» **DIRECTION**: Comb the records below for the string "ylabel" and copy each line where it turns up.

[Records excerpted from a collection]
------------------------------------

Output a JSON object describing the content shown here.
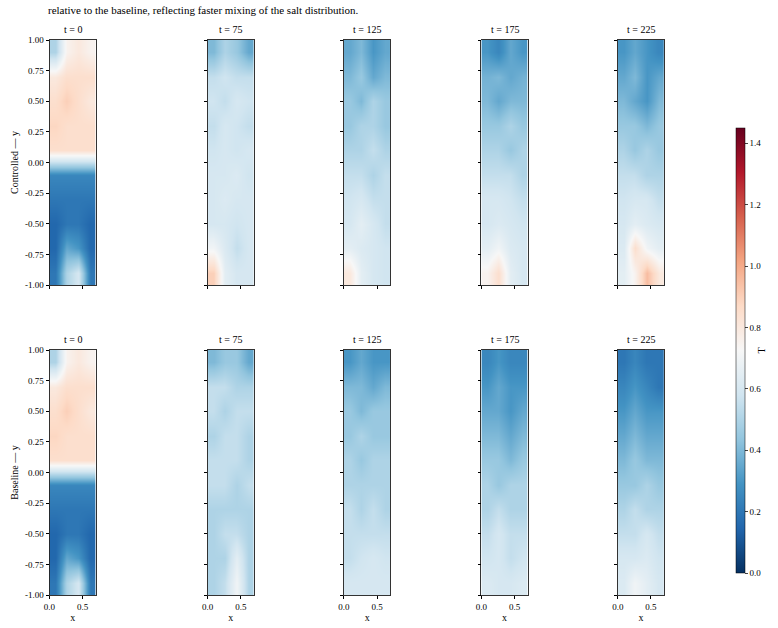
{
  "chart_data": {
    "type": "heatmap",
    "subtitle": "relative to the baseline, reflecting faster mixing of the salt distribution.",
    "panel_titles": [
      "t = 0",
      "t = 75",
      "t = 125",
      "t = 175",
      "t = 225"
    ],
    "xlabel": "x",
    "x": [
      0.0875,
      0.2625,
      0.4375,
      0.6125
    ],
    "y": [
      -0.9,
      -0.7,
      -0.5,
      -0.3,
      -0.1,
      0.1,
      0.3,
      0.5,
      0.7,
      0.9
    ],
    "xlim": [
      0,
      0.7
    ],
    "xticks": [
      {
        "value": 0,
        "label": "0.0"
      },
      0.5
    ],
    "ylim": [
      -1,
      1
    ],
    "yticks": [
      {
        "value": -1,
        "label": "-1.00"
      },
      -0.75,
      {
        "value": -0.5,
        "label": "-0.50"
      },
      -0.25,
      {
        "value": 0,
        "label": "0.00"
      },
      0.25,
      {
        "value": 0.5,
        "label": "0.50"
      },
      0.75,
      {
        "value": 1,
        "label": "1.00"
      }
    ],
    "colorbar": {
      "label": "T",
      "range": [
        0,
        1.45
      ],
      "ticks": [
        {
          "value": 0,
          "label": "0.0"
        },
        0.2,
        0.4,
        0.6,
        0.8,
        {
          "value": 1,
          "label": "1.0"
        },
        1.2,
        1.4
      ]
    },
    "rows": [
      {
        "ylabel": "Controlled — y",
        "cells": [
          [
            [
              0.2,
              0.5,
              0.6,
              0.2
            ],
            [
              0.15,
              0.35,
              0.3,
              0.15
            ],
            [
              0.15,
              0.2,
              0.2,
              0.15
            ],
            [
              0.2,
              0.2,
              0.2,
              0.2
            ],
            [
              0.25,
              0.25,
              0.25,
              0.25
            ],
            [
              0.85,
              0.85,
              0.85,
              0.85
            ],
            [
              0.88,
              0.85,
              0.85,
              0.85
            ],
            [
              0.85,
              0.9,
              0.85,
              0.8
            ],
            [
              0.8,
              0.85,
              0.85,
              0.85
            ],
            [
              0.5,
              0.75,
              0.8,
              0.75
            ]
          ],
          [
            [
              0.9,
              0.65,
              0.6,
              0.6
            ],
            [
              0.7,
              0.62,
              0.55,
              0.6
            ],
            [
              0.6,
              0.6,
              0.58,
              0.6
            ],
            [
              0.6,
              0.62,
              0.6,
              0.6
            ],
            [
              0.6,
              0.6,
              0.62,
              0.58
            ],
            [
              0.58,
              0.6,
              0.58,
              0.6
            ],
            [
              0.55,
              0.6,
              0.58,
              0.55
            ],
            [
              0.58,
              0.55,
              0.6,
              0.58
            ],
            [
              0.55,
              0.58,
              0.55,
              0.55
            ],
            [
              0.4,
              0.5,
              0.45,
              0.35
            ]
          ],
          [
            [
              0.8,
              0.65,
              0.6,
              0.58
            ],
            [
              0.65,
              0.62,
              0.6,
              0.58
            ],
            [
              0.6,
              0.65,
              0.6,
              0.55
            ],
            [
              0.58,
              0.6,
              0.55,
              0.55
            ],
            [
              0.55,
              0.55,
              0.5,
              0.55
            ],
            [
              0.5,
              0.5,
              0.55,
              0.5
            ],
            [
              0.45,
              0.5,
              0.5,
              0.45
            ],
            [
              0.45,
              0.4,
              0.5,
              0.45
            ],
            [
              0.4,
              0.45,
              0.35,
              0.4
            ],
            [
              0.35,
              0.4,
              0.3,
              0.35
            ]
          ],
          [
            [
              0.75,
              0.85,
              0.65,
              0.6
            ],
            [
              0.65,
              0.7,
              0.62,
              0.6
            ],
            [
              0.6,
              0.62,
              0.6,
              0.58
            ],
            [
              0.6,
              0.6,
              0.58,
              0.55
            ],
            [
              0.55,
              0.55,
              0.55,
              0.5
            ],
            [
              0.5,
              0.5,
              0.45,
              0.5
            ],
            [
              0.45,
              0.45,
              0.5,
              0.45
            ],
            [
              0.4,
              0.35,
              0.4,
              0.4
            ],
            [
              0.38,
              0.4,
              0.35,
              0.38
            ],
            [
              0.3,
              0.25,
              0.35,
              0.3
            ]
          ],
          [
            [
              0.65,
              0.75,
              0.95,
              0.8
            ],
            [
              0.62,
              0.85,
              0.7,
              0.65
            ],
            [
              0.6,
              0.65,
              0.62,
              0.6
            ],
            [
              0.58,
              0.6,
              0.6,
              0.55
            ],
            [
              0.55,
              0.55,
              0.5,
              0.5
            ],
            [
              0.5,
              0.45,
              0.5,
              0.45
            ],
            [
              0.45,
              0.45,
              0.4,
              0.45
            ],
            [
              0.4,
              0.35,
              0.3,
              0.4
            ],
            [
              0.35,
              0.4,
              0.3,
              0.35
            ],
            [
              0.3,
              0.35,
              0.3,
              0.25
            ]
          ]
        ]
      },
      {
        "ylabel": "Baseline — y",
        "cells": [
          [
            [
              0.2,
              0.5,
              0.6,
              0.2
            ],
            [
              0.15,
              0.35,
              0.3,
              0.15
            ],
            [
              0.15,
              0.2,
              0.2,
              0.15
            ],
            [
              0.2,
              0.2,
              0.2,
              0.2
            ],
            [
              0.25,
              0.25,
              0.25,
              0.25
            ],
            [
              0.85,
              0.85,
              0.85,
              0.85
            ],
            [
              0.88,
              0.85,
              0.85,
              0.85
            ],
            [
              0.85,
              0.9,
              0.85,
              0.8
            ],
            [
              0.8,
              0.85,
              0.85,
              0.85
            ],
            [
              0.5,
              0.75,
              0.8,
              0.75
            ]
          ],
          [
            [
              0.5,
              0.55,
              0.7,
              0.5
            ],
            [
              0.5,
              0.5,
              0.65,
              0.5
            ],
            [
              0.5,
              0.55,
              0.55,
              0.5
            ],
            [
              0.5,
              0.5,
              0.5,
              0.5
            ],
            [
              0.55,
              0.55,
              0.5,
              0.55
            ],
            [
              0.55,
              0.55,
              0.55,
              0.5
            ],
            [
              0.5,
              0.55,
              0.55,
              0.5
            ],
            [
              0.55,
              0.5,
              0.55,
              0.55
            ],
            [
              0.55,
              0.55,
              0.5,
              0.5
            ],
            [
              0.4,
              0.45,
              0.45,
              0.35
            ]
          ],
          [
            [
              0.6,
              0.6,
              0.6,
              0.6
            ],
            [
              0.55,
              0.58,
              0.6,
              0.58
            ],
            [
              0.55,
              0.55,
              0.55,
              0.55
            ],
            [
              0.55,
              0.5,
              0.55,
              0.5
            ],
            [
              0.5,
              0.5,
              0.5,
              0.5
            ],
            [
              0.5,
              0.45,
              0.5,
              0.5
            ],
            [
              0.45,
              0.5,
              0.45,
              0.45
            ],
            [
              0.45,
              0.4,
              0.45,
              0.45
            ],
            [
              0.4,
              0.4,
              0.35,
              0.4
            ],
            [
              0.3,
              0.35,
              0.3,
              0.3
            ]
          ],
          [
            [
              0.62,
              0.6,
              0.6,
              0.62
            ],
            [
              0.58,
              0.6,
              0.55,
              0.58
            ],
            [
              0.55,
              0.6,
              0.55,
              0.55
            ],
            [
              0.5,
              0.55,
              0.5,
              0.5
            ],
            [
              0.5,
              0.45,
              0.5,
              0.5
            ],
            [
              0.45,
              0.45,
              0.4,
              0.45
            ],
            [
              0.4,
              0.4,
              0.35,
              0.4
            ],
            [
              0.35,
              0.35,
              0.3,
              0.35
            ],
            [
              0.3,
              0.35,
              0.3,
              0.3
            ],
            [
              0.25,
              0.3,
              0.25,
              0.25
            ]
          ],
          [
            [
              0.62,
              0.7,
              0.65,
              0.6
            ],
            [
              0.6,
              0.6,
              0.62,
              0.58
            ],
            [
              0.55,
              0.55,
              0.6,
              0.55
            ],
            [
              0.5,
              0.55,
              0.5,
              0.5
            ],
            [
              0.45,
              0.45,
              0.5,
              0.45
            ],
            [
              0.4,
              0.45,
              0.4,
              0.4
            ],
            [
              0.35,
              0.4,
              0.35,
              0.35
            ],
            [
              0.3,
              0.35,
              0.3,
              0.3
            ],
            [
              0.25,
              0.3,
              0.25,
              0.2
            ],
            [
              0.2,
              0.25,
              0.2,
              0.2
            ]
          ]
        ]
      }
    ]
  }
}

------------------------------------

» **FINISHED EXERCISE**:
        "ylabel": "Controlled — y",
        "ylabel": "Baseline — y",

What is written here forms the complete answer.